What is asked: Your task is to print all of the material verbatim.

Source records:
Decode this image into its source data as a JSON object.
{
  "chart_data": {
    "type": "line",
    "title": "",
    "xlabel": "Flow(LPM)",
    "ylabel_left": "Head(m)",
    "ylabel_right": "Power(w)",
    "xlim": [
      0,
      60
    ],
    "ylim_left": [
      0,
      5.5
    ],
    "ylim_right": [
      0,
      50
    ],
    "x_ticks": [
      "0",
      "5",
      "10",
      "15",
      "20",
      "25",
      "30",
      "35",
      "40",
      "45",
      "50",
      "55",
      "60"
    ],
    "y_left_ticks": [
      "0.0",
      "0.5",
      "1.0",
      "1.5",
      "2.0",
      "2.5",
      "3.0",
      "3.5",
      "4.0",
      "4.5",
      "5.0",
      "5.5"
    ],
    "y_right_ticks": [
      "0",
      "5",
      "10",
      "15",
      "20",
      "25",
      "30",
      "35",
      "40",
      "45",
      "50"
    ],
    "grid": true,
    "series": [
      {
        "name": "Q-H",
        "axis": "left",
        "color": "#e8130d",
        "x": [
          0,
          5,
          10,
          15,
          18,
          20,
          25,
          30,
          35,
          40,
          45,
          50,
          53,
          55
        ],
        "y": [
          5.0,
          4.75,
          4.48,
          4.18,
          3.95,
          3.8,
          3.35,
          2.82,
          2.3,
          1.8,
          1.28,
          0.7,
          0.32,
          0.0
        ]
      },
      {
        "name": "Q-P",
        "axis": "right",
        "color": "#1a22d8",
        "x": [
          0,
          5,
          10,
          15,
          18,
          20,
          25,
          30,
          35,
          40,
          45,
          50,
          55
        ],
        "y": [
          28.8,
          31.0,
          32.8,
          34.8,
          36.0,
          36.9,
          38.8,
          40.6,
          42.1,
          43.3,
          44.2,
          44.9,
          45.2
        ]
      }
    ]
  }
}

Reply to the exercise:
Decode this image into its source data as a JSON object.
{
  "chart_data": {
    "type": "line",
    "title": "",
    "xlabel": "Flow(LPM)",
    "ylabel_left": "Head(m)",
    "ylabel_right": "Power(w)",
    "xlim": [
      0,
      60
    ],
    "ylim_left": [
      0,
      5.5
    ],
    "ylim_right": [
      0,
      50
    ],
    "x_ticks": [
      "0",
      "5",
      "10",
      "15",
      "20",
      "25",
      "30",
      "35",
      "40",
      "45",
      "50",
      "55",
      "60"
    ],
    "y_left_ticks": [
      "0.0",
      "0.5",
      "1.0",
      "1.5",
      "2.0",
      "2.5",
      "3.0",
      "3.5",
      "4.0",
      "4.5",
      "5.0",
      "5.5"
    ],
    "y_right_ticks": [
      "0",
      "5",
      "10",
      "15",
      "20",
      "25",
      "30",
      "35",
      "40",
      "45",
      "50"
    ],
    "grid": true,
    "series": [
      {
        "name": "Q-H",
        "axis": "left",
        "color": "#e8130d",
        "x": [
          0,
          5,
          10,
          15,
          18,
          20,
          25,
          30,
          35,
          40,
          45,
          50,
          53,
          55
        ],
        "y": [
          5.0,
          4.75,
          4.48,
          4.18,
          3.95,
          3.8,
          3.35,
          2.82,
          2.3,
          1.8,
          1.28,
          0.7,
          0.32,
          0.0
        ]
      },
      {
        "name": "Q-P",
        "axis": "right",
        "color": "#1a22d8",
        "x": [
          0,
          5,
          10,
          15,
          18,
          20,
          25,
          30,
          35,
          40,
          45,
          50,
          55
        ],
        "y": [
          28.8,
          31.0,
          32.8,
          34.8,
          36.0,
          36.9,
          38.8,
          40.6,
          42.1,
          43.3,
          44.2,
          44.9,
          45.2
        ]
      }
    ]
  }
}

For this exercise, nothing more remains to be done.